_SHORT EXERCISE_. Pull every line with the word "Delivery" out of the entries below.

_DATASET RECORDS_.
:::

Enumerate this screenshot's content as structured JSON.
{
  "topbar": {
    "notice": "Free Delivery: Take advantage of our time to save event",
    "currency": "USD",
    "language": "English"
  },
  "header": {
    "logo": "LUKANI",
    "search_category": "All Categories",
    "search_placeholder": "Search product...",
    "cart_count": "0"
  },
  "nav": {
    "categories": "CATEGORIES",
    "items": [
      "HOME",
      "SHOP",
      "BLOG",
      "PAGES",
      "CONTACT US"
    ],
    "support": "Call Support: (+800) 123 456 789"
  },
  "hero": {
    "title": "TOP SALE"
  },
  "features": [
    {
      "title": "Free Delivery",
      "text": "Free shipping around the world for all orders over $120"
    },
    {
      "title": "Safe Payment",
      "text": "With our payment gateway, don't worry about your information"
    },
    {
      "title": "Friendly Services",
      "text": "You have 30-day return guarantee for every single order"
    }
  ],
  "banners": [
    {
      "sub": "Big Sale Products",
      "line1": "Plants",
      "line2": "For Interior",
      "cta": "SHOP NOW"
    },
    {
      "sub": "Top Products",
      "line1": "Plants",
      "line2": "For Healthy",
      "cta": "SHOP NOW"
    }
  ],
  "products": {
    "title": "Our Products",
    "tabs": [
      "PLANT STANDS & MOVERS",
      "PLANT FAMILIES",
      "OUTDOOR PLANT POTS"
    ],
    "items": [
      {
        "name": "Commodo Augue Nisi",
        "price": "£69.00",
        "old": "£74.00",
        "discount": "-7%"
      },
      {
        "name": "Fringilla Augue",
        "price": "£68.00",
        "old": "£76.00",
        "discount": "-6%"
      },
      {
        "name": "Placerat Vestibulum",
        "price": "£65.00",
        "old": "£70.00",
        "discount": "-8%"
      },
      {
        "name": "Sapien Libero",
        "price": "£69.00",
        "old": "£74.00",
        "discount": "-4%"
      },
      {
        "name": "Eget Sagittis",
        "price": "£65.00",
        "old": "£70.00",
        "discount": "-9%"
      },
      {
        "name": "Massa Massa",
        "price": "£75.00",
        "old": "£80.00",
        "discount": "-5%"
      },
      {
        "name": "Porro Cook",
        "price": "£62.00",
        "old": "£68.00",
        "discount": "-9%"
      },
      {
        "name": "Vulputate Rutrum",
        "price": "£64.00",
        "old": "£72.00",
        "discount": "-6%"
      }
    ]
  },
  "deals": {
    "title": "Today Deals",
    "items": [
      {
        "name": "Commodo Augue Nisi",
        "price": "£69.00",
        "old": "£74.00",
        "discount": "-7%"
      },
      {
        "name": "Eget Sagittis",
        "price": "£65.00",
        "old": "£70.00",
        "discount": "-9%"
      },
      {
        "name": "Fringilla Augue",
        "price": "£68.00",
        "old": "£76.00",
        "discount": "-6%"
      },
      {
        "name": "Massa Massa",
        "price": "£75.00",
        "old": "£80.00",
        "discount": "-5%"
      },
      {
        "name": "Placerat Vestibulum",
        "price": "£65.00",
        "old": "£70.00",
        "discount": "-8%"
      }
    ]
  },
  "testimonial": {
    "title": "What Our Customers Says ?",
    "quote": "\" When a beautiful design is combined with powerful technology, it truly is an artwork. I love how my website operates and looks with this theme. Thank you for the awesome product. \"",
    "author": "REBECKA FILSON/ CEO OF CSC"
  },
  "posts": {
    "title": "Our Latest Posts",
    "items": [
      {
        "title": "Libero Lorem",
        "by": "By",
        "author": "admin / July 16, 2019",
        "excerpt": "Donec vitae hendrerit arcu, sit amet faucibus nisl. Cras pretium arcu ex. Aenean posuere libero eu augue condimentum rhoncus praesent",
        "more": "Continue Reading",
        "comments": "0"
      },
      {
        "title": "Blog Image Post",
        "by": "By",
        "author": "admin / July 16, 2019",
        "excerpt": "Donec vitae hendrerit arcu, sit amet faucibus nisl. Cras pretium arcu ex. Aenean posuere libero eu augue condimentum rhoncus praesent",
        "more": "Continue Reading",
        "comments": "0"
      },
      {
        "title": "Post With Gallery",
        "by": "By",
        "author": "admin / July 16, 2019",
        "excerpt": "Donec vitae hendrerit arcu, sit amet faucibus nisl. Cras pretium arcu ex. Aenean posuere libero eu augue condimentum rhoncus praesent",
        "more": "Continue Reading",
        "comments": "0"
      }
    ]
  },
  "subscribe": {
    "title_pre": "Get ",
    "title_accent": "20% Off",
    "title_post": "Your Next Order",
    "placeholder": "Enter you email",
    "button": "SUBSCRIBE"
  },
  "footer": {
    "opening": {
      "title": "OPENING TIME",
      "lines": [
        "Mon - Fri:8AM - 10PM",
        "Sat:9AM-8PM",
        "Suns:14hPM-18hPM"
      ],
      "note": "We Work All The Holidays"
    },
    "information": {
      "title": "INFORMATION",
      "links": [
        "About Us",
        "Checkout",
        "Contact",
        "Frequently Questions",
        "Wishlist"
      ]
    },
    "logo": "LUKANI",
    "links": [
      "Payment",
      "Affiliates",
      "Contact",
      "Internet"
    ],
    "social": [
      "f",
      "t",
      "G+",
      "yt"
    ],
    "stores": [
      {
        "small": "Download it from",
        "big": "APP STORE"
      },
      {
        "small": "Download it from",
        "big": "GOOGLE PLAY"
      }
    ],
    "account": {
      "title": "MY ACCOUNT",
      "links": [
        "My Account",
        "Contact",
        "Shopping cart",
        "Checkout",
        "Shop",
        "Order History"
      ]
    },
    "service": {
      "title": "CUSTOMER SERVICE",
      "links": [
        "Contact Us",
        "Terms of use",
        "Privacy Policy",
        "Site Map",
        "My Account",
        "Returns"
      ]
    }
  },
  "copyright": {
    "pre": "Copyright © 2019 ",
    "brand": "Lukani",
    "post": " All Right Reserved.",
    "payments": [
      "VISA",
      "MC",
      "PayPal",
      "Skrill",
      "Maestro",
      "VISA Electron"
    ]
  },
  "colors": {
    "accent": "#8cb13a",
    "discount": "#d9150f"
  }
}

:::

_OUTPUT_.
    "notice": "Free Delivery: Take advantage of our time to save event",
      "title": "Free Delivery",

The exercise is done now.